**Written request**
Show each line from the listing that includes the word "OMGAAN".
──────
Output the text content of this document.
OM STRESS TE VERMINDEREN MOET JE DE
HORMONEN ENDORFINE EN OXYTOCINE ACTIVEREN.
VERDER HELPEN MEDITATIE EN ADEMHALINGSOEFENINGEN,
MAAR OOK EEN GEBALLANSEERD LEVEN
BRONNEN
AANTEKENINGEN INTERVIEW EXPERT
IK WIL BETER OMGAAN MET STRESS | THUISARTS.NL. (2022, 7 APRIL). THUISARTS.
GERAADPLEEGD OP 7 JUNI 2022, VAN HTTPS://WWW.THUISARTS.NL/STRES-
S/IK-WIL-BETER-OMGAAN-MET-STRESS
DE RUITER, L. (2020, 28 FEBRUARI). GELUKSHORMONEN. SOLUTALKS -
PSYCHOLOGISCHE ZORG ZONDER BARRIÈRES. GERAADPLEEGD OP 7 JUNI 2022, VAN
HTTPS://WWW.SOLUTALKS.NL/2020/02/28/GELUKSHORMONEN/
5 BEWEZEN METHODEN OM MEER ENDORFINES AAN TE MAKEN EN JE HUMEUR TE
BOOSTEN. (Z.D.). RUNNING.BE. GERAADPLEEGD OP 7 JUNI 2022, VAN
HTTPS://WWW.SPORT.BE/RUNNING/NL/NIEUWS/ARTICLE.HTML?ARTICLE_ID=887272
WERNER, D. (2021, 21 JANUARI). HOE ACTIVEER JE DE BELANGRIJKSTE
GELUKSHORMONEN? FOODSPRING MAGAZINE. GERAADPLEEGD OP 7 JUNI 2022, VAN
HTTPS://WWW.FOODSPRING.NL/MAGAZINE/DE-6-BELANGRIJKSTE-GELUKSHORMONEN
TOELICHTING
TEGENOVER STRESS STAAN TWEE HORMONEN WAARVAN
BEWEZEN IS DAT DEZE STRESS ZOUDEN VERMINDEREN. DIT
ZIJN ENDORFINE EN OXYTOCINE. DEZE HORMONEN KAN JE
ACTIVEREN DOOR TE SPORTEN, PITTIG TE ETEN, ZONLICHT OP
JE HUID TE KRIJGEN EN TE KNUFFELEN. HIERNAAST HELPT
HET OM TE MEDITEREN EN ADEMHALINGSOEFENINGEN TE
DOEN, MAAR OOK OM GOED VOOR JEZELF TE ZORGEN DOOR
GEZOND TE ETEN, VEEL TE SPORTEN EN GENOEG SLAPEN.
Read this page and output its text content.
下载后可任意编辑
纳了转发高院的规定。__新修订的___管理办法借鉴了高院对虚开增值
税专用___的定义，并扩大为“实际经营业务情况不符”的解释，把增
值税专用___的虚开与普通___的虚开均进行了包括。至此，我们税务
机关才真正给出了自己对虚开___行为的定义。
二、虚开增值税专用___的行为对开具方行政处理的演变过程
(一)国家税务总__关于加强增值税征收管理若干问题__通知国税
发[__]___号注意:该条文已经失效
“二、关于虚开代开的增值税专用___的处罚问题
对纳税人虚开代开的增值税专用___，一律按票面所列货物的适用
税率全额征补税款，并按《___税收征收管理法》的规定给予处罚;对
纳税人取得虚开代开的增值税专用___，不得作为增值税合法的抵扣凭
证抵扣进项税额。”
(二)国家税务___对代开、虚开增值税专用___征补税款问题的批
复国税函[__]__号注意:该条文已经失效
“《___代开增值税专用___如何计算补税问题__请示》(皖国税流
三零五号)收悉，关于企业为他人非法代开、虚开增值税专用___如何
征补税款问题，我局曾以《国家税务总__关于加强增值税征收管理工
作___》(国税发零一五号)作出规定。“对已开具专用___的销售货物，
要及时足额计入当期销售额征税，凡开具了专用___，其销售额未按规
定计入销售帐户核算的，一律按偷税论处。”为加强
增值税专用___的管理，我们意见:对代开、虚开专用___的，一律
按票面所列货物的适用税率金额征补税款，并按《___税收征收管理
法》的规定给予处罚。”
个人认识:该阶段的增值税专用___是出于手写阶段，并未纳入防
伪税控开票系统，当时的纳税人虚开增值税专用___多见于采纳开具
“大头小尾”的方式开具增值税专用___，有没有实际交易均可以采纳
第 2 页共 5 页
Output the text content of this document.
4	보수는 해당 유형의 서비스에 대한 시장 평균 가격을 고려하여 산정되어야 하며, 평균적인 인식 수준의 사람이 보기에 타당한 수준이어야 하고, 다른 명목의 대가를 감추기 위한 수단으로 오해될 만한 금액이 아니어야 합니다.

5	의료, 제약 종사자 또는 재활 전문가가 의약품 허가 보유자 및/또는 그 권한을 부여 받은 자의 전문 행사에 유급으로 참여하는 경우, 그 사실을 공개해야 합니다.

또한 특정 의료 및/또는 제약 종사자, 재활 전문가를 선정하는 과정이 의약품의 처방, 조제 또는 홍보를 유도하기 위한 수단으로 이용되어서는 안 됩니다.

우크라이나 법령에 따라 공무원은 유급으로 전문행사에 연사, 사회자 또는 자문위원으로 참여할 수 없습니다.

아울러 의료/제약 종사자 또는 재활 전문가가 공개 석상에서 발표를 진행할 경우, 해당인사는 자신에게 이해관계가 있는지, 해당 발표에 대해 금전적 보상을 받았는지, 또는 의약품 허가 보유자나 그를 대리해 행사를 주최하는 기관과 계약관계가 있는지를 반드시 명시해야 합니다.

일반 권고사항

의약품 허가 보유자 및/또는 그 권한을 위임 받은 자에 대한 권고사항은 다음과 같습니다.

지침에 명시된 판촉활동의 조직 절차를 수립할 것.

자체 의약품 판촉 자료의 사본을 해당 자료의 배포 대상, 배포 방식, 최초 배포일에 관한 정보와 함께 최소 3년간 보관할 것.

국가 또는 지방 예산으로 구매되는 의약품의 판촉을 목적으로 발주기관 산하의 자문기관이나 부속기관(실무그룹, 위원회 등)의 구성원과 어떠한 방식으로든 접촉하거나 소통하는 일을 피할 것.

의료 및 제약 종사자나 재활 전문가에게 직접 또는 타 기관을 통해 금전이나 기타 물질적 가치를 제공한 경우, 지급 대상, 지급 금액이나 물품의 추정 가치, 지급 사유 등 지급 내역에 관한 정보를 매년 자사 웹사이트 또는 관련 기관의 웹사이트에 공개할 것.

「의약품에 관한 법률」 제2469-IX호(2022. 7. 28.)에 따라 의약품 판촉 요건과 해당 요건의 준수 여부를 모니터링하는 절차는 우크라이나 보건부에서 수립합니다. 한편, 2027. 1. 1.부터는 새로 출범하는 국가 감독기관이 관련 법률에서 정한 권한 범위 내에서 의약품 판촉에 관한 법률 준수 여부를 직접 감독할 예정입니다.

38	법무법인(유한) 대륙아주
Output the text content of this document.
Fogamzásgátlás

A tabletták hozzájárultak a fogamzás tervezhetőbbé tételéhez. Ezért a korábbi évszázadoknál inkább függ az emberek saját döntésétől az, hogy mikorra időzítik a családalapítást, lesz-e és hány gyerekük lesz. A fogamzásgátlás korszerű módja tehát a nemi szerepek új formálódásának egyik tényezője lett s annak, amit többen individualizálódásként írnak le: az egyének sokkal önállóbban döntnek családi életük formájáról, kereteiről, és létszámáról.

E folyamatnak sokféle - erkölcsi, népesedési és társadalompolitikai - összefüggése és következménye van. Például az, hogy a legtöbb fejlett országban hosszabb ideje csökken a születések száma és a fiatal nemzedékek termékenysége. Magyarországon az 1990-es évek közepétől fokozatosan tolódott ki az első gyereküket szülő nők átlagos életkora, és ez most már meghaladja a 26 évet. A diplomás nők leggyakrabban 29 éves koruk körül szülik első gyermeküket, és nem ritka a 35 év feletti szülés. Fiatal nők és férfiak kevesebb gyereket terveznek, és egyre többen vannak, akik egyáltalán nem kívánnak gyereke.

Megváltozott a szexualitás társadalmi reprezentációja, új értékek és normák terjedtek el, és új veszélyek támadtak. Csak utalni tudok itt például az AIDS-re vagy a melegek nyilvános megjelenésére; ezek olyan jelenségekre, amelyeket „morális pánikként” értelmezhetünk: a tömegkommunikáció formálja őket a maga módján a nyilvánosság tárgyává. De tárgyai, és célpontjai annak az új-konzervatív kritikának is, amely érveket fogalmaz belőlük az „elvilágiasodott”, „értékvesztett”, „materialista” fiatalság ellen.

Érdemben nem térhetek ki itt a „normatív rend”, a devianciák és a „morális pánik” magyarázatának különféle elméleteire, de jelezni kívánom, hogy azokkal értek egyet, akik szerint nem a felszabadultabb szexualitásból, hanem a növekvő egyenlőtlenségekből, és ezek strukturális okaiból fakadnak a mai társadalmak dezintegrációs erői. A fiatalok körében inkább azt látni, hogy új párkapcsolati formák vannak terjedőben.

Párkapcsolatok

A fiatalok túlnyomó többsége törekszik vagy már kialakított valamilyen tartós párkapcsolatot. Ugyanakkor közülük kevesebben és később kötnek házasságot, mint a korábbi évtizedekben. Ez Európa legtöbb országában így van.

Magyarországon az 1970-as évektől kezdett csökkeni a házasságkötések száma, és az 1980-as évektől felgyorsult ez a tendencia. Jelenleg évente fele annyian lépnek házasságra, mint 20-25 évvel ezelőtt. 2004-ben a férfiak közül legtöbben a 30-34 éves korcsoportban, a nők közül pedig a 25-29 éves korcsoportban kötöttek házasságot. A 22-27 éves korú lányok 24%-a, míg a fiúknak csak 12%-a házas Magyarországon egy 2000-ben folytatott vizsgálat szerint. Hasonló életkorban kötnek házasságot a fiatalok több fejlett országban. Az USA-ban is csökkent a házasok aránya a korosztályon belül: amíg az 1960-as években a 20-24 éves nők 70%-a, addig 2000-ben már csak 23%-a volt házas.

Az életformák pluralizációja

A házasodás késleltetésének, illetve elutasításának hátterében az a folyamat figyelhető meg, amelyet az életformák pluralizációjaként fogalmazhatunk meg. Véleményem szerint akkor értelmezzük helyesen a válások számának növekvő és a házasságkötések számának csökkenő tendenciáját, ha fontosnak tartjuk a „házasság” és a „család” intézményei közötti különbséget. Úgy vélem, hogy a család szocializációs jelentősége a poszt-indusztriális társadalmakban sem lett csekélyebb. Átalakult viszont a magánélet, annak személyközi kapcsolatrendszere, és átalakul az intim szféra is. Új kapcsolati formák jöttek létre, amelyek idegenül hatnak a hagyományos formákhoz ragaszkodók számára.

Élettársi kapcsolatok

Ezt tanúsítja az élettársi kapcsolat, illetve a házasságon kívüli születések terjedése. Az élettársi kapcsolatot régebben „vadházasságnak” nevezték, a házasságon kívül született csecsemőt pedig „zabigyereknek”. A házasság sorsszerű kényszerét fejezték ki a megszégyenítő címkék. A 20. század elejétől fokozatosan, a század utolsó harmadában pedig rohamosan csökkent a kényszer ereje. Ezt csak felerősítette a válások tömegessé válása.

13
──────
**Task output**
IK WIL BETER OMGAAN MET STRESS | THUISARTS.NL. (2022, 7 APRIL). THUISARTS.
S/IK-WIL-BETER-OMGAAN-MET-STRESS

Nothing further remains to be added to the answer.